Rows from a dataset
::::

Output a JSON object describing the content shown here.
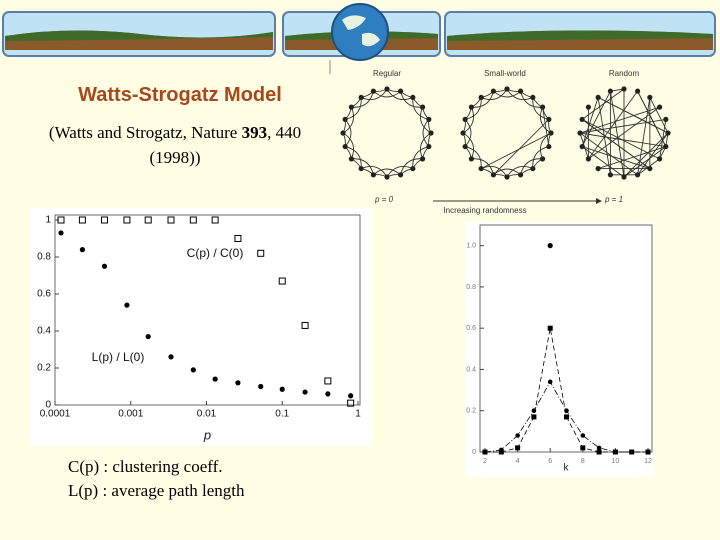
{
  "title": "Watts-Strogatz Model",
  "citation": [
    "(Watts and Strogatz, Nature ",
    "393",
    ", 440 (1998))"
  ],
  "diagram": {
    "labels": [
      "Regular",
      "Small-world",
      "Random"
    ],
    "p_start": "p = 0",
    "p_end": "p = 1",
    "arrow_label": "Increasing randomness"
  },
  "notes": [
    "C(p) : clustering coeff.",
    "L(p) : average path length"
  ],
  "chart_data": [
    {
      "type": "scatter",
      "xscale": "log",
      "x_label": "p",
      "x": [
        0.00012,
        0.00023,
        0.00045,
        0.00089,
        0.0017,
        0.0034,
        0.0067,
        0.013,
        0.026,
        0.052,
        0.1,
        0.2,
        0.4,
        0.8
      ],
      "series": [
        {
          "name": "C(p) / C(0)",
          "color": "#000000",
          "marker": "square-open",
          "values": [
            1,
            1,
            1,
            1,
            1,
            1,
            1,
            1,
            0.9,
            0.82,
            0.67,
            0.43,
            0.13,
            0.01
          ]
        },
        {
          "name": "L(p) / L(0)",
          "color": "#000000",
          "marker": "circle",
          "values": [
            0.93,
            0.84,
            0.75,
            0.54,
            0.37,
            0.26,
            0.19,
            0.14,
            0.12,
            0.1,
            0.085,
            0.07,
            0.06,
            0.05
          ]
        }
      ],
      "xlim": [
        0.0001,
        1
      ],
      "xticks": [
        0.0001,
        0.001,
        0.01,
        0.1,
        1
      ],
      "ylim": [
        0,
        1
      ],
      "yticks": [
        0,
        0.2,
        0.4,
        0.6,
        0.8,
        1
      ]
    },
    {
      "type": "line",
      "x_label": "k",
      "x": [
        2,
        3,
        4,
        5,
        6,
        7,
        8,
        9,
        10,
        11,
        12
      ],
      "series": [
        {
          "color": "#000000",
          "marker": "circle",
          "values": [
            null,
            null,
            null,
            null,
            1,
            null,
            null,
            null,
            null,
            null,
            null
          ]
        },
        {
          "color": "#000000",
          "marker": "square",
          "dash": "5,3",
          "values": [
            0,
            0,
            0.02,
            0.17,
            0.6,
            0.17,
            0.02,
            0,
            0,
            0,
            0
          ]
        },
        {
          "color": "#000000",
          "marker": "circle-small",
          "dash": "6,2,1,2",
          "values": [
            0,
            0.01,
            0.08,
            0.2,
            0.34,
            0.2,
            0.08,
            0.02,
            0,
            0,
            0
          ]
        }
      ],
      "xlim": [
        2,
        12
      ],
      "xticks": [
        2,
        4,
        6,
        8,
        10,
        12
      ],
      "ylim": [
        0,
        1.1
      ],
      "yticks": [
        0,
        0.2,
        0.4,
        0.6,
        0.8,
        {
          "value": 1,
          "label": "1.0"
        }
      ]
    }
  ]
}
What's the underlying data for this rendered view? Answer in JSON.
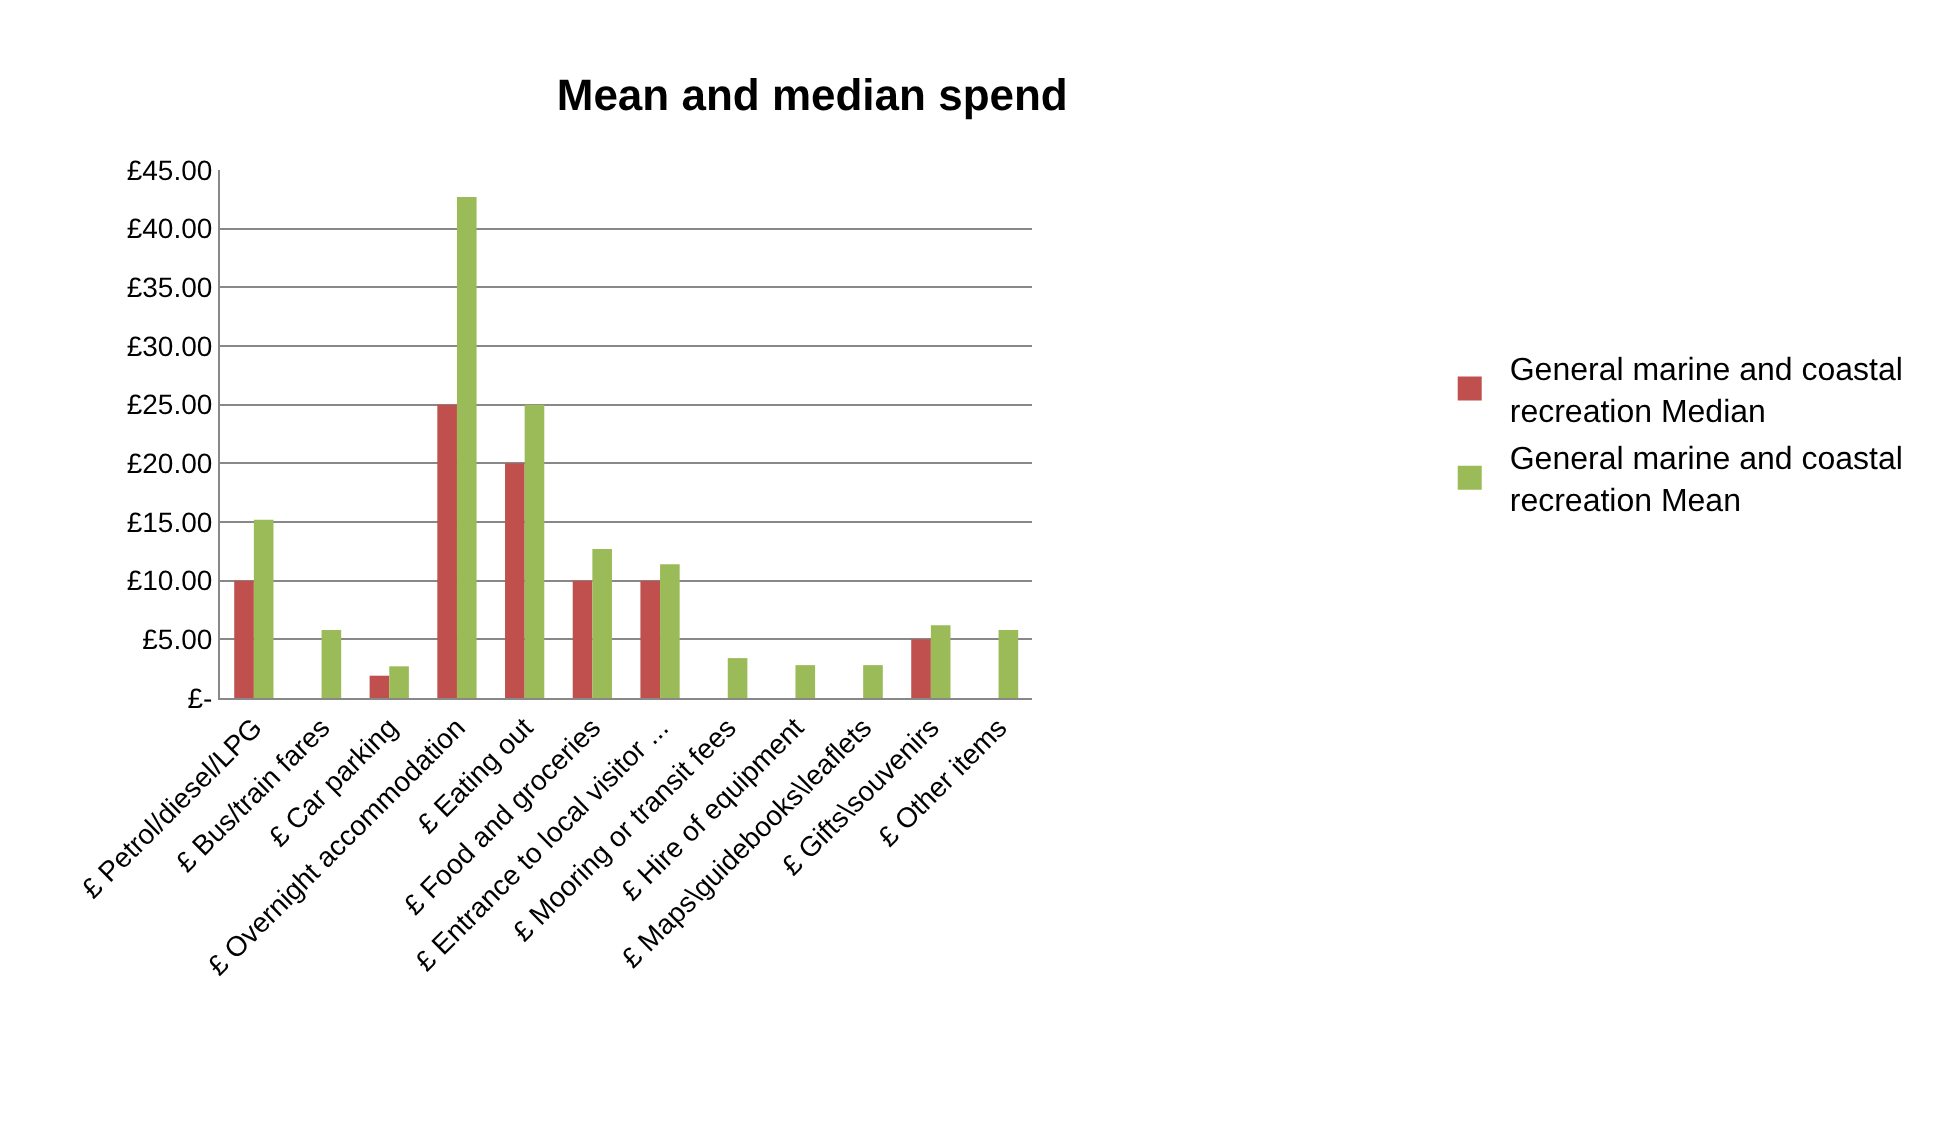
{
  "chart_data": {
    "type": "bar",
    "title": "Mean and median spend",
    "categories": [
      "£ Petrol/diesel/LPG",
      "£ Bus/train fares",
      "£ Car parking",
      "£ Overnight accommodation",
      "£ Eating out",
      "£ Food and groceries",
      "£ Entrance to local visitor ...",
      "£ Mooring or transit fees",
      "£ Hire of equipment",
      "£ Maps\\guidebooks\\leaflets",
      "£ Gifts\\souvenirs",
      "£ Other items"
    ],
    "series": [
      {
        "name": "General marine and coastal recreation Median",
        "color": "#c0504d",
        "values": [
          10,
          0,
          1.9,
          25,
          20,
          10,
          10,
          0,
          0,
          0,
          5,
          0
        ]
      },
      {
        "name": "General marine and coastal recreation Mean",
        "color": "#9bbb59",
        "values": [
          15.2,
          5.8,
          2.7,
          42.7,
          25,
          12.7,
          11.4,
          3.4,
          2.8,
          2.8,
          6.2,
          5.8
        ]
      }
    ],
    "ylim": [
      0,
      45
    ],
    "yticks": [
      {
        "value": 0,
        "label": "£-"
      },
      {
        "value": 5,
        "label": "£5.00"
      },
      {
        "value": 10,
        "label": "£10.00"
      },
      {
        "value": 15,
        "label": "£15.00"
      },
      {
        "value": 20,
        "label": "£20.00"
      },
      {
        "value": 25,
        "label": "£25.00"
      },
      {
        "value": 30,
        "label": "£30.00"
      },
      {
        "value": 35,
        "label": "£35.00"
      },
      {
        "value": 40,
        "label": "£40.00"
      },
      {
        "value": 45,
        "label": "£45.00"
      }
    ],
    "grid": "y",
    "legend": "right"
  }
}
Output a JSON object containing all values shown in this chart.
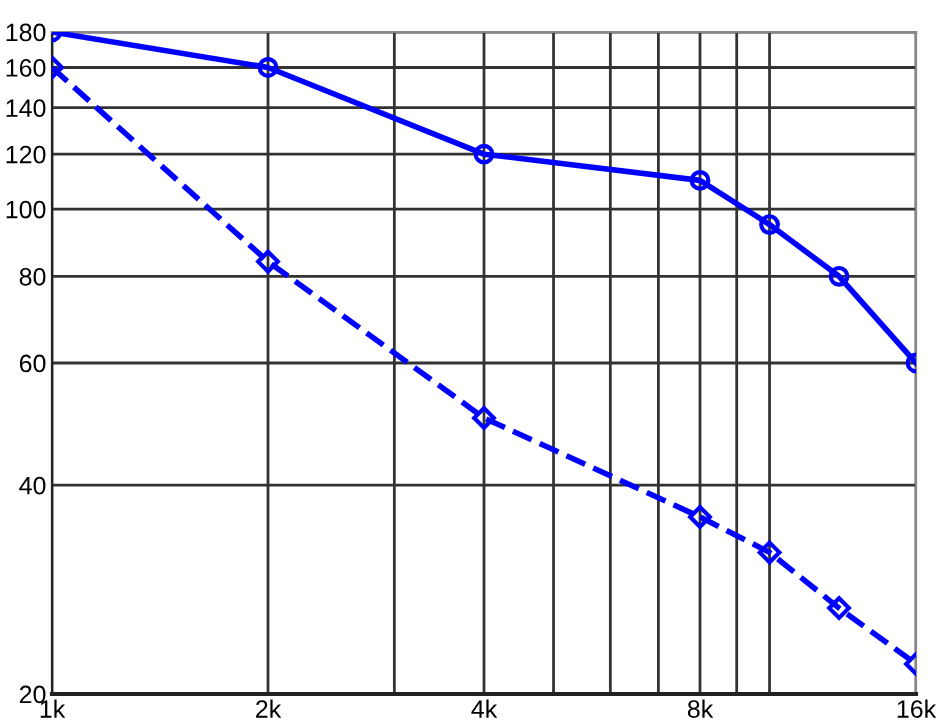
{
  "chart_data": {
    "type": "line",
    "log": "xy",
    "grid": true,
    "legend": false,
    "x": [
      1000,
      2000,
      4000,
      8000,
      10000,
      12500,
      16000
    ],
    "series": [
      {
        "color": "#0000ff",
        "marker": "circle",
        "line_style": "solid",
        "values": [
          180,
          160,
          120,
          110,
          95,
          80,
          60
        ]
      },
      {
        "color": "#0000ff",
        "marker": "diamond",
        "line_style": "dashed",
        "values": [
          160,
          84,
          50,
          36,
          32,
          26.6,
          22.1
        ]
      }
    ],
    "xlim": [
      1000,
      16000
    ],
    "ylim": [
      20,
      180
    ],
    "xticks": [
      {
        "value": 1000,
        "label": "1k"
      },
      {
        "value": 2000,
        "label": "2k"
      },
      {
        "value": 3000,
        "label": null
      },
      {
        "value": 4000,
        "label": "4k"
      },
      {
        "value": 5000,
        "label": null
      },
      {
        "value": 6000,
        "label": null
      },
      {
        "value": 7000,
        "label": null
      },
      {
        "value": 8000,
        "label": "8k"
      },
      {
        "value": 9000,
        "label": null
      },
      {
        "value": 10000,
        "label": null
      },
      {
        "value": 16000,
        "label": "16k"
      }
    ],
    "yticks": [
      20,
      40,
      60,
      80,
      100,
      120,
      140,
      160,
      180
    ]
  }
}
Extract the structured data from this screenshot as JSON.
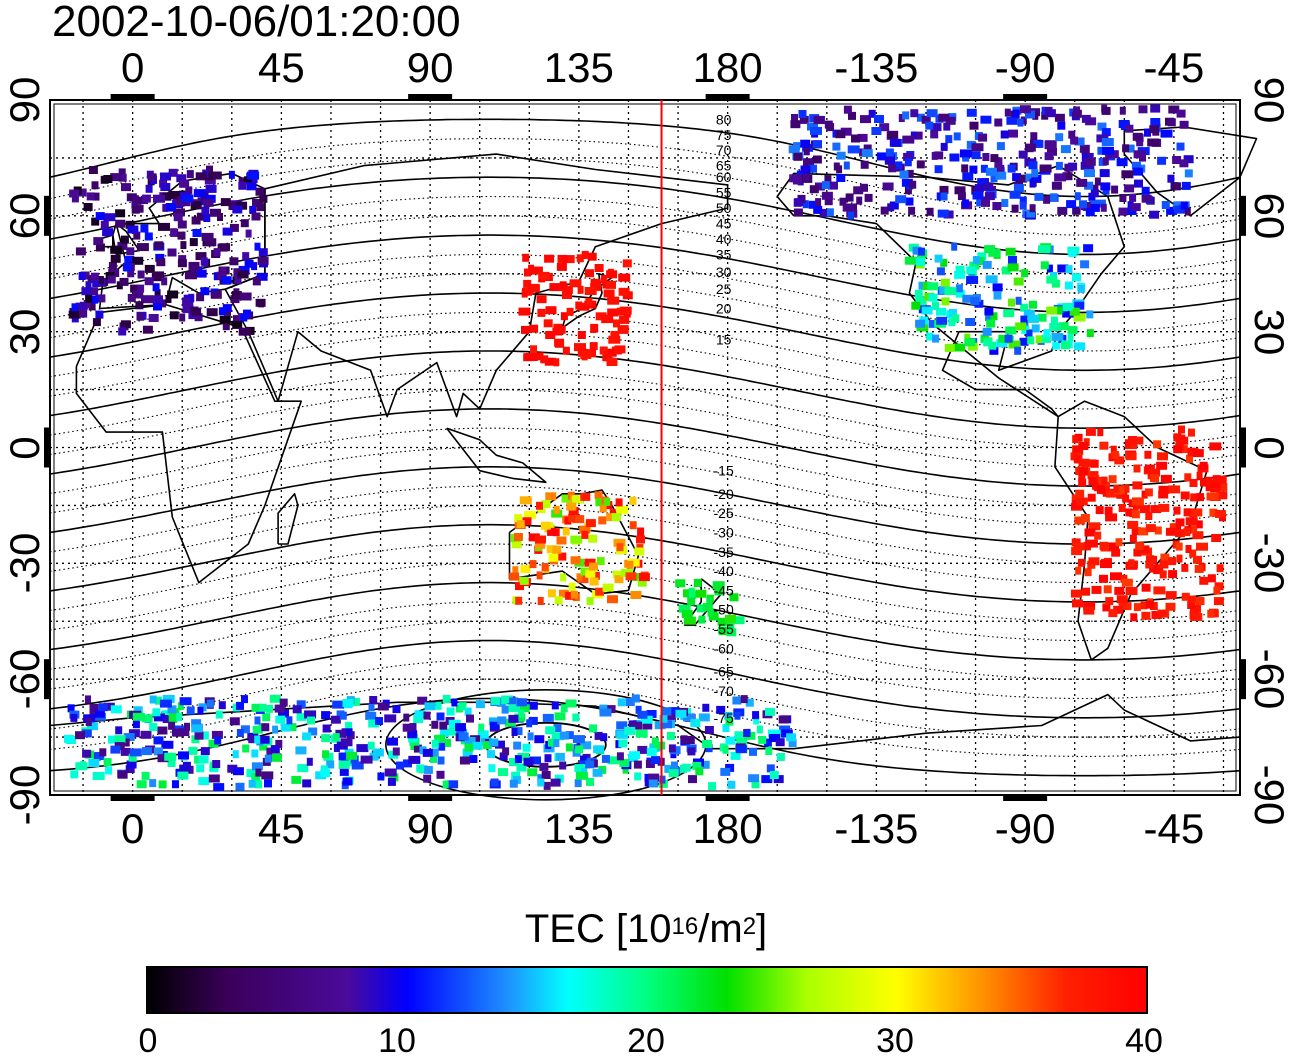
{
  "title": "2002-10-06/01:20:00",
  "axes": {
    "top_ticks": [
      "0",
      "45",
      "90",
      "135",
      "180",
      "-135",
      "-90",
      "-45"
    ],
    "bottom_ticks": [
      "0",
      "45",
      "90",
      "135",
      "180",
      "-135",
      "-90",
      "-45"
    ],
    "left_ticks": [
      "90",
      "60",
      "30",
      "0",
      "-30",
      "-60",
      "-90"
    ],
    "right_ticks": [
      "90",
      "60",
      "30",
      "0",
      "-30",
      "-60",
      "-90"
    ]
  },
  "contour_labels": [
    "80",
    "75",
    "70",
    "65",
    "60",
    "55",
    "50",
    "45",
    "40",
    "35",
    "30",
    "25",
    "20",
    "15",
    "-15",
    "-20",
    "-25",
    "-30",
    "-35",
    "-40",
    "-45",
    "-50",
    "-55",
    "-60",
    "-65",
    "-70",
    "-75"
  ],
  "colorbar": {
    "title_main": "TEC  [10",
    "title_exp1": "16",
    "title_mid": "/m",
    "title_exp2": "2",
    "title_end": "]",
    "ticks": [
      "0",
      "10",
      "20",
      "30",
      "40"
    ],
    "min": 0,
    "max": 40
  },
  "colors": {
    "terminator": "#ff0000",
    "coast": "#000000"
  },
  "map_data": {
    "type": "heatmap",
    "projection": "equirectangular",
    "lon_range": [
      -25,
      335
    ],
    "lat_range": [
      -90,
      90
    ],
    "terminator_lon": 160,
    "regions": [
      {
        "name": "europe",
        "lon": [
          -18,
          40
        ],
        "lat": [
          30,
          72
        ],
        "tec": [
          1,
          11
        ]
      },
      {
        "name": "north-america",
        "lon": [
          235,
          290
        ],
        "lat": [
          25,
          52
        ],
        "tec": [
          10,
          26
        ]
      },
      {
        "name": "east-asia",
        "lon": [
          118,
          150
        ],
        "lat": [
          22,
          50
        ],
        "tec": [
          38,
          40
        ]
      },
      {
        "name": "south-america",
        "lon": [
          285,
          330
        ],
        "lat": [
          -45,
          5
        ],
        "tec": [
          36,
          40
        ]
      },
      {
        "name": "australia",
        "lon": [
          115,
          155
        ],
        "lat": [
          -40,
          -12
        ],
        "tec": [
          24,
          40
        ]
      },
      {
        "name": "new-zealand",
        "lon": [
          165,
          185
        ],
        "lat": [
          -48,
          -35
        ],
        "tec": [
          20,
          24
        ]
      },
      {
        "name": "antarctica",
        "lon": [
          -20,
          200
        ],
        "lat": [
          -88,
          -65
        ],
        "tec": [
          6,
          22
        ]
      },
      {
        "name": "arctic",
        "lon": [
          200,
          320
        ],
        "lat": [
          60,
          88
        ],
        "tec": [
          4,
          14
        ]
      }
    ]
  }
}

::::

• **What you will do**
Count up the lines in the listing that hold the word "coastal", and give that number only.

• **Exercise result**
2